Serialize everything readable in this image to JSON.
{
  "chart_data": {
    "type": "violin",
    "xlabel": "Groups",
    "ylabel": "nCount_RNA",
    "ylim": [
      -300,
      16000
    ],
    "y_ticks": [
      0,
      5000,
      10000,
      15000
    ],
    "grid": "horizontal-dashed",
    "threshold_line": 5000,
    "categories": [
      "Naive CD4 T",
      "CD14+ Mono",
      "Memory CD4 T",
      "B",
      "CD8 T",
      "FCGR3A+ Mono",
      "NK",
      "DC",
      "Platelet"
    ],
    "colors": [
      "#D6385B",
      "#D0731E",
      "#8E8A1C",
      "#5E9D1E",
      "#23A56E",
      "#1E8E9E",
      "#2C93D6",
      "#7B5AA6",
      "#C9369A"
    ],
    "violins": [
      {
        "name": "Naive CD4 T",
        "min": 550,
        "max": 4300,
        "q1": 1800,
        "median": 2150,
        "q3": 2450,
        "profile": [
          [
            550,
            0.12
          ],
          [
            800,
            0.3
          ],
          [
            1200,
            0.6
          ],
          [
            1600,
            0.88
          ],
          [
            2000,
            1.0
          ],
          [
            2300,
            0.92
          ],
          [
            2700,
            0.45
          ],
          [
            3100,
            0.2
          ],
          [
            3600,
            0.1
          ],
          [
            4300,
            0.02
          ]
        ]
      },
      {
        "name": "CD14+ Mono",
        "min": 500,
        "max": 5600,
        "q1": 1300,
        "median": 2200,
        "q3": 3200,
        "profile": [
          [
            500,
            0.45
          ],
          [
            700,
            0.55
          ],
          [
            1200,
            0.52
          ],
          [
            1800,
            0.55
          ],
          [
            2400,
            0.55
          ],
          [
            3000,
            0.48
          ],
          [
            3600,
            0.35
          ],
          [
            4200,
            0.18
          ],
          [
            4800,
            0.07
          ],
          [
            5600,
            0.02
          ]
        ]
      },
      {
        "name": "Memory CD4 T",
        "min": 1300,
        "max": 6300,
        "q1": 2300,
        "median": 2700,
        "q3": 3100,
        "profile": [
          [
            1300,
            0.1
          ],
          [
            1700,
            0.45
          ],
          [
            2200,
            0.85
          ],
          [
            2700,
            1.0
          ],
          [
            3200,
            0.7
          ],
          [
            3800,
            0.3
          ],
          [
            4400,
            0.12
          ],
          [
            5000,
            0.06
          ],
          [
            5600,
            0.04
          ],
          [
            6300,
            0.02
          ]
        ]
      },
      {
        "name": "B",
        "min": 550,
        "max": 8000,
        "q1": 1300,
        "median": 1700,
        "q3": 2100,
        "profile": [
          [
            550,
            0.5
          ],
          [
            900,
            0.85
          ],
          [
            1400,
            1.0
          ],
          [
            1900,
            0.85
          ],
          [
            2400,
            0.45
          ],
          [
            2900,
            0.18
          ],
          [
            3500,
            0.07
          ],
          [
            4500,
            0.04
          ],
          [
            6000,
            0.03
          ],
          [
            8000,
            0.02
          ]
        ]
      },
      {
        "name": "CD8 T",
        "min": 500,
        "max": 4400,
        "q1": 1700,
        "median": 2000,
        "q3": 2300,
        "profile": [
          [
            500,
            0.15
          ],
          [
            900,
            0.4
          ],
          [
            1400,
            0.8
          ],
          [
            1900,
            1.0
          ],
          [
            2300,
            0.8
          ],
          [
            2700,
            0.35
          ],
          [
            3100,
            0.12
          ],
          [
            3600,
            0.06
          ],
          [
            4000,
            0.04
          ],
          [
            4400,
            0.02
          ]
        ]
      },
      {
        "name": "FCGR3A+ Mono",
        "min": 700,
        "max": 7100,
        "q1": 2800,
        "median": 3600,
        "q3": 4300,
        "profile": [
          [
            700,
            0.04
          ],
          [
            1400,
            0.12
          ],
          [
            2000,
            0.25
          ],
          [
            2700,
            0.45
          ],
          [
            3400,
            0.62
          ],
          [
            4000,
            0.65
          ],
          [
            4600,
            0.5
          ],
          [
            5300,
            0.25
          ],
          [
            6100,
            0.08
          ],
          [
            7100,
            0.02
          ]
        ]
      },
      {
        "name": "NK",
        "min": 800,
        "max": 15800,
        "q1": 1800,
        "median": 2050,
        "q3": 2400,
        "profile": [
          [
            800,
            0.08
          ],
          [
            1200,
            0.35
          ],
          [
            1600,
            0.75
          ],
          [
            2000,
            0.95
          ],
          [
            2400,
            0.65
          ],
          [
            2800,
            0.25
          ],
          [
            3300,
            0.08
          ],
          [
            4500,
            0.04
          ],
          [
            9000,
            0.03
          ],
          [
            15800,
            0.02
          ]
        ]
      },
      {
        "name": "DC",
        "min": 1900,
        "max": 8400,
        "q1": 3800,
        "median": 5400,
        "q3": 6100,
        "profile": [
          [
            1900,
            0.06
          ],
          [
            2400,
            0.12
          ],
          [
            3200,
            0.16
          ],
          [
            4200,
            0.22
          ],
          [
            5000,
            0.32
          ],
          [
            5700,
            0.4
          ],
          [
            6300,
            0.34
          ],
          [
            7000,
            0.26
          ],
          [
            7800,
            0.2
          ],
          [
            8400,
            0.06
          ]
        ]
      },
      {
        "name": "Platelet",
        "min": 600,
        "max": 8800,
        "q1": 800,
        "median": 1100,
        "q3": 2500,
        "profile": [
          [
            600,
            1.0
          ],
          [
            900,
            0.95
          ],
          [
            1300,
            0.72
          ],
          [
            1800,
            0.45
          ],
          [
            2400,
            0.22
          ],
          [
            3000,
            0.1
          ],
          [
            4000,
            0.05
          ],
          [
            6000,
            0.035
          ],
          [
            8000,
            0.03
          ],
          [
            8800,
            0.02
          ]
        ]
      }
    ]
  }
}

* Task objective
Retype the whole listing, matching it exactly.

* Task output
Serialize everything readable in this image to JSON.
{
  "chart_data": {
    "type": "violin",
    "xlabel": "Groups",
    "ylabel": "nCount_RNA",
    "ylim": [
      -300,
      16000
    ],
    "y_ticks": [
      0,
      5000,
      10000,
      15000
    ],
    "grid": "horizontal-dashed",
    "threshold_line": 5000,
    "categories": [
      "Naive CD4 T",
      "CD14+ Mono",
      "Memory CD4 T",
      "B",
      "CD8 T",
      "FCGR3A+ Mono",
      "NK",
      "DC",
      "Platelet"
    ],
    "colors": [
      "#D6385B",
      "#D0731E",
      "#8E8A1C",
      "#5E9D1E",
      "#23A56E",
      "#1E8E9E",
      "#2C93D6",
      "#7B5AA6",
      "#C9369A"
    ],
    "violins": [
      {
        "name": "Naive CD4 T",
        "min": 550,
        "max": 4300,
        "q1": 1800,
        "median": 2150,
        "q3": 2450,
        "profile": [
          [
            550,
            0.12
          ],
          [
            800,
            0.3
          ],
          [
            1200,
            0.6
          ],
          [
            1600,
            0.88
          ],
          [
            2000,
            1.0
          ],
          [
            2300,
            0.92
          ],
          [
            2700,
            0.45
          ],
          [
            3100,
            0.2
          ],
          [
            3600,
            0.1
          ],
          [
            4300,
            0.02
          ]
        ]
      },
      {
        "name": "CD14+ Mono",
        "min": 500,
        "max": 5600,
        "q1": 1300,
        "median": 2200,
        "q3": 3200,
        "profile": [
          [
            500,
            0.45
          ],
          [
            700,
            0.55
          ],
          [
            1200,
            0.52
          ],
          [
            1800,
            0.55
          ],
          [
            2400,
            0.55
          ],
          [
            3000,
            0.48
          ],
          [
            3600,
            0.35
          ],
          [
            4200,
            0.18
          ],
          [
            4800,
            0.07
          ],
          [
            5600,
            0.02
          ]
        ]
      },
      {
        "name": "Memory CD4 T",
        "min": 1300,
        "max": 6300,
        "q1": 2300,
        "median": 2700,
        "q3": 3100,
        "profile": [
          [
            1300,
            0.1
          ],
          [
            1700,
            0.45
          ],
          [
            2200,
            0.85
          ],
          [
            2700,
            1.0
          ],
          [
            3200,
            0.7
          ],
          [
            3800,
            0.3
          ],
          [
            4400,
            0.12
          ],
          [
            5000,
            0.06
          ],
          [
            5600,
            0.04
          ],
          [
            6300,
            0.02
          ]
        ]
      },
      {
        "name": "B",
        "min": 550,
        "max": 8000,
        "q1": 1300,
        "median": 1700,
        "q3": 2100,
        "profile": [
          [
            550,
            0.5
          ],
          [
            900,
            0.85
          ],
          [
            1400,
            1.0
          ],
          [
            1900,
            0.85
          ],
          [
            2400,
            0.45
          ],
          [
            2900,
            0.18
          ],
          [
            3500,
            0.07
          ],
          [
            4500,
            0.04
          ],
          [
            6000,
            0.03
          ],
          [
            8000,
            0.02
          ]
        ]
      },
      {
        "name": "CD8 T",
        "min": 500,
        "max": 4400,
        "q1": 1700,
        "median": 2000,
        "q3": 2300,
        "profile": [
          [
            500,
            0.15
          ],
          [
            900,
            0.4
          ],
          [
            1400,
            0.8
          ],
          [
            1900,
            1.0
          ],
          [
            2300,
            0.8
          ],
          [
            2700,
            0.35
          ],
          [
            3100,
            0.12
          ],
          [
            3600,
            0.06
          ],
          [
            4000,
            0.04
          ],
          [
            4400,
            0.02
          ]
        ]
      },
      {
        "name": "FCGR3A+ Mono",
        "min": 700,
        "max": 7100,
        "q1": 2800,
        "median": 3600,
        "q3": 4300,
        "profile": [
          [
            700,
            0.04
          ],
          [
            1400,
            0.12
          ],
          [
            2000,
            0.25
          ],
          [
            2700,
            0.45
          ],
          [
            3400,
            0.62
          ],
          [
            4000,
            0.65
          ],
          [
            4600,
            0.5
          ],
          [
            5300,
            0.25
          ],
          [
            6100,
            0.08
          ],
          [
            7100,
            0.02
          ]
        ]
      },
      {
        "name": "NK",
        "min": 800,
        "max": 15800,
        "q1": 1800,
        "median": 2050,
        "q3": 2400,
        "profile": [
          [
            800,
            0.08
          ],
          [
            1200,
            0.35
          ],
          [
            1600,
            0.75
          ],
          [
            2000,
            0.95
          ],
          [
            2400,
            0.65
          ],
          [
            2800,
            0.25
          ],
          [
            3300,
            0.08
          ],
          [
            4500,
            0.04
          ],
          [
            9000,
            0.03
          ],
          [
            15800,
            0.02
          ]
        ]
      },
      {
        "name": "DC",
        "min": 1900,
        "max": 8400,
        "q1": 3800,
        "median": 5400,
        "q3": 6100,
        "profile": [
          [
            1900,
            0.06
          ],
          [
            2400,
            0.12
          ],
          [
            3200,
            0.16
          ],
          [
            4200,
            0.22
          ],
          [
            5000,
            0.32
          ],
          [
            5700,
            0.4
          ],
          [
            6300,
            0.34
          ],
          [
            7000,
            0.26
          ],
          [
            7800,
            0.2
          ],
          [
            8400,
            0.06
          ]
        ]
      },
      {
        "name": "Platelet",
        "min": 600,
        "max": 8800,
        "q1": 800,
        "median": 1100,
        "q3": 2500,
        "profile": [
          [
            600,
            1.0
          ],
          [
            900,
            0.95
          ],
          [
            1300,
            0.72
          ],
          [
            1800,
            0.45
          ],
          [
            2400,
            0.22
          ],
          [
            3000,
            0.1
          ],
          [
            4000,
            0.05
          ],
          [
            6000,
            0.035
          ],
          [
            8000,
            0.03
          ],
          [
            8800,
            0.02
          ]
        ]
      }
    ]
  }
}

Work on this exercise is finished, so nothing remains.